▶ Given problem: Below is a block of records. Copy every line in it that contains the word "about".

::: Input material :::

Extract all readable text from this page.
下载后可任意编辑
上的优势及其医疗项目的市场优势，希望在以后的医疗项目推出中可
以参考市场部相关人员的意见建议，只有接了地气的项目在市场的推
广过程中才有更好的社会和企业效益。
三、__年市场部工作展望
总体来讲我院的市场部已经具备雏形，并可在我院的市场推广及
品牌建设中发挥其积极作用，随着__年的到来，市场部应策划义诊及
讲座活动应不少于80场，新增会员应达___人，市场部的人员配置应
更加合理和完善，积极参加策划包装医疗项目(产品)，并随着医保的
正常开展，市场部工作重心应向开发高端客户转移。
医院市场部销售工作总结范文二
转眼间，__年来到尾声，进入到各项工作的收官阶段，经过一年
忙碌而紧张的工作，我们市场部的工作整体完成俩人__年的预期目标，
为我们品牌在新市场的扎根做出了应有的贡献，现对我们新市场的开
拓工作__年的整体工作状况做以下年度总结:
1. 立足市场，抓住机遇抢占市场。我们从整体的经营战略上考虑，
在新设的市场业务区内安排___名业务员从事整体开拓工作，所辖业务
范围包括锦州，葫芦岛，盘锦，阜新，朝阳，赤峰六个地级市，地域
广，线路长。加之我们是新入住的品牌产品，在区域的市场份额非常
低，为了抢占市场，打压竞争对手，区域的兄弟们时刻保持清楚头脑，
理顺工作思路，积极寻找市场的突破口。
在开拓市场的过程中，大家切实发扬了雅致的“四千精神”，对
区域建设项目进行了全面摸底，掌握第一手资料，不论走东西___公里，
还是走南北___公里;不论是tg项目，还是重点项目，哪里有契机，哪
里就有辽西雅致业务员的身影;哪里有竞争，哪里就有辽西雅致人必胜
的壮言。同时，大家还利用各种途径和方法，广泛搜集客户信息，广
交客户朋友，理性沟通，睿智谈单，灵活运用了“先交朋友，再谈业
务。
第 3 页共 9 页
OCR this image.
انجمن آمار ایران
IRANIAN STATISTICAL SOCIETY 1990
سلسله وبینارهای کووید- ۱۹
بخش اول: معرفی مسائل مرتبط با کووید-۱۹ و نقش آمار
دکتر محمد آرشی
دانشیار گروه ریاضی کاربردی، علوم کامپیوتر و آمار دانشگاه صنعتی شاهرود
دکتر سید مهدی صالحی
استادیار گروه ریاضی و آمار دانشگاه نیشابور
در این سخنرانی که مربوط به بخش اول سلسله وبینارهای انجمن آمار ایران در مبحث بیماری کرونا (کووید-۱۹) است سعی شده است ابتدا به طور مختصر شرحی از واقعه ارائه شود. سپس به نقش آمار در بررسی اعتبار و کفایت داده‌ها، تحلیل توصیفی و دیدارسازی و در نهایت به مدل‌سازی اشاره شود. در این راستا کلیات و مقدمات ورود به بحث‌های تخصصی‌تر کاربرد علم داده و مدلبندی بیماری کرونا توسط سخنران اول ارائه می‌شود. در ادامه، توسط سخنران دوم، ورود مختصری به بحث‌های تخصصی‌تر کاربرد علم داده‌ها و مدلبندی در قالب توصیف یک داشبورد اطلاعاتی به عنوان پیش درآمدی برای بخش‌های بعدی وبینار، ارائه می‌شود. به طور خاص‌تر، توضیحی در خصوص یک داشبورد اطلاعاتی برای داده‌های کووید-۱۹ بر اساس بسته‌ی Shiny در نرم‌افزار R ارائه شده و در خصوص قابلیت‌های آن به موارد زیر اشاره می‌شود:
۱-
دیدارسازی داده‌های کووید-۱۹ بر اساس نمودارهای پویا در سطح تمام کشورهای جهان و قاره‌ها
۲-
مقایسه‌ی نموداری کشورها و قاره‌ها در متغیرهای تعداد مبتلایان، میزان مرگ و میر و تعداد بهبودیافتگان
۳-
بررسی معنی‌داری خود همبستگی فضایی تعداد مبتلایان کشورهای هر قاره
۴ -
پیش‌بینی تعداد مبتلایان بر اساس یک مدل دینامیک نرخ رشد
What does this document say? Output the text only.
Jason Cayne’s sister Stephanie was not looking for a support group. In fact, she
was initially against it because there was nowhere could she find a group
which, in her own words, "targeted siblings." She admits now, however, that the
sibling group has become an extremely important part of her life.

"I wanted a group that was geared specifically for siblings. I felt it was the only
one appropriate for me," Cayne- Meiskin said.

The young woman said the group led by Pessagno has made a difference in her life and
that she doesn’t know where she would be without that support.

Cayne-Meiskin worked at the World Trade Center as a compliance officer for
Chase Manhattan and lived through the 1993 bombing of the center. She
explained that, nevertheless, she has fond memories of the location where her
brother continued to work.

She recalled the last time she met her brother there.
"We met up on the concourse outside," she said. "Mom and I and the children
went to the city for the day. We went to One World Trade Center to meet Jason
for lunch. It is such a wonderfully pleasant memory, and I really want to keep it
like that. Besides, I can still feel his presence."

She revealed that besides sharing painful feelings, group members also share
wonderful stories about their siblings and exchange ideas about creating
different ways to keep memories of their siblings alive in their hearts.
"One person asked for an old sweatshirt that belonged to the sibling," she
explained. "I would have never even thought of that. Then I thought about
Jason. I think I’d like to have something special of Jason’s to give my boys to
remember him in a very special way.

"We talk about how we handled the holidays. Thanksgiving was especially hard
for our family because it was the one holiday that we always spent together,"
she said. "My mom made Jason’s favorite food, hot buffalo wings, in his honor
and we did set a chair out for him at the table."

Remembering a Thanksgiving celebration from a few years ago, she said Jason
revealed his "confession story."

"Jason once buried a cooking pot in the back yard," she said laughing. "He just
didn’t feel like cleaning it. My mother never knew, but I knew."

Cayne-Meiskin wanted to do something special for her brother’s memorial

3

:::

▶ Final answer:
wonderful stories about their siblings and exchange ideas about creating
explained. "I would have never even thought of that. Then I thought about
"We talk about how we handled the holidays. Thanksgiving was especially hard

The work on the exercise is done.